PROBLEM TO SOLVE: Search the records that follow and extract every line containing the string "subtitle".

Stored data
========
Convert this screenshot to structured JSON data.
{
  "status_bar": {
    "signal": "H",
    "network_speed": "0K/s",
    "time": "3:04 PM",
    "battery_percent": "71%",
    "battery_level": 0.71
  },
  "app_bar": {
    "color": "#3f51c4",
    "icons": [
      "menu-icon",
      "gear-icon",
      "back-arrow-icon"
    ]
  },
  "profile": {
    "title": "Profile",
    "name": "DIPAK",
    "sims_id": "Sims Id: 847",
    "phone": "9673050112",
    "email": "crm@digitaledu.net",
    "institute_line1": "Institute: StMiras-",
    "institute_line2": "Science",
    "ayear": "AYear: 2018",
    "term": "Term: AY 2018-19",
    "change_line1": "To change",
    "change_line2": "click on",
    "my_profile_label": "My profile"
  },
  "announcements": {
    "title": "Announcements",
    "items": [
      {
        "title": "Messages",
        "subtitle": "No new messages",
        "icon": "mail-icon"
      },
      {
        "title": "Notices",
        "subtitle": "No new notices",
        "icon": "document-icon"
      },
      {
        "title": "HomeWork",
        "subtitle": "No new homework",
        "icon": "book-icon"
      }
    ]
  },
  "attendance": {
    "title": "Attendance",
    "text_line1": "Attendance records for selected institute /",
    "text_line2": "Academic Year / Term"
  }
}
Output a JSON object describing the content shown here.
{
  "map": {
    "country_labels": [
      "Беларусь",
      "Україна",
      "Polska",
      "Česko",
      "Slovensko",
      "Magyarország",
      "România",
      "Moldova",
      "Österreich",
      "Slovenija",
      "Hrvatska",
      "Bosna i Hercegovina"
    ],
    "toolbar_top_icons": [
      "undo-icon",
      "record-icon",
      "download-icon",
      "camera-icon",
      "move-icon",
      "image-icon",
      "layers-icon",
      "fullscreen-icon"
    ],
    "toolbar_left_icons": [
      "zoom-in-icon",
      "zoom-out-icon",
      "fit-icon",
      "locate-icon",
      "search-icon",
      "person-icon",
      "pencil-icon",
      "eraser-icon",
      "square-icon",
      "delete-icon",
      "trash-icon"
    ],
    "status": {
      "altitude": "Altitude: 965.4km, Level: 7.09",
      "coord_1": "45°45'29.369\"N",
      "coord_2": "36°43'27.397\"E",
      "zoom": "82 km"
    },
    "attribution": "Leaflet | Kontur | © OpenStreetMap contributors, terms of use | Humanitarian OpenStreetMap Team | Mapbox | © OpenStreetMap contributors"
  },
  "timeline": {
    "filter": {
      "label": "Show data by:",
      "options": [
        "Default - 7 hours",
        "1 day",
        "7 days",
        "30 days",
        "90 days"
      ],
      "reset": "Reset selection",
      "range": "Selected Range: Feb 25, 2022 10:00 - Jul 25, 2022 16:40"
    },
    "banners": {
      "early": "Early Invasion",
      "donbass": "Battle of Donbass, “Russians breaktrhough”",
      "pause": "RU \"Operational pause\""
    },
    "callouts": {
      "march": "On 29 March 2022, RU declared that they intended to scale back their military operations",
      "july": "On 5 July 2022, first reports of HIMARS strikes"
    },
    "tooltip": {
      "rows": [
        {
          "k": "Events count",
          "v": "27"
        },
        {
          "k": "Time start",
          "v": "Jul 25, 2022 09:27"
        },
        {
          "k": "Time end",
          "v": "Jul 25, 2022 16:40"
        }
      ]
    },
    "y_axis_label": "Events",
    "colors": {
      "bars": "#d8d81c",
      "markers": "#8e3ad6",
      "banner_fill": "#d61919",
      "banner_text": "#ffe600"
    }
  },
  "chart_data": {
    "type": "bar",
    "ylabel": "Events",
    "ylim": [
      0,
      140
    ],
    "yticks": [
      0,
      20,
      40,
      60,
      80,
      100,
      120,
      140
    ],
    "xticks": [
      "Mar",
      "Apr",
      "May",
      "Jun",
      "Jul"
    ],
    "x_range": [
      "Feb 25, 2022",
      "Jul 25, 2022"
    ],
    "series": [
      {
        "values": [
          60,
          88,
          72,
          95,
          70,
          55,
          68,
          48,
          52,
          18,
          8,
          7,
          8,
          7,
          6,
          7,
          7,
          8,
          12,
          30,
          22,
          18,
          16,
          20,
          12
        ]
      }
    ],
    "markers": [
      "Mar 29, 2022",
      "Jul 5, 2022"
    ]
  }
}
========
TASK RESULT:
        "subtitle": "No new messages",
        "subtitle": "No new notices",
        "subtitle": "No new homework",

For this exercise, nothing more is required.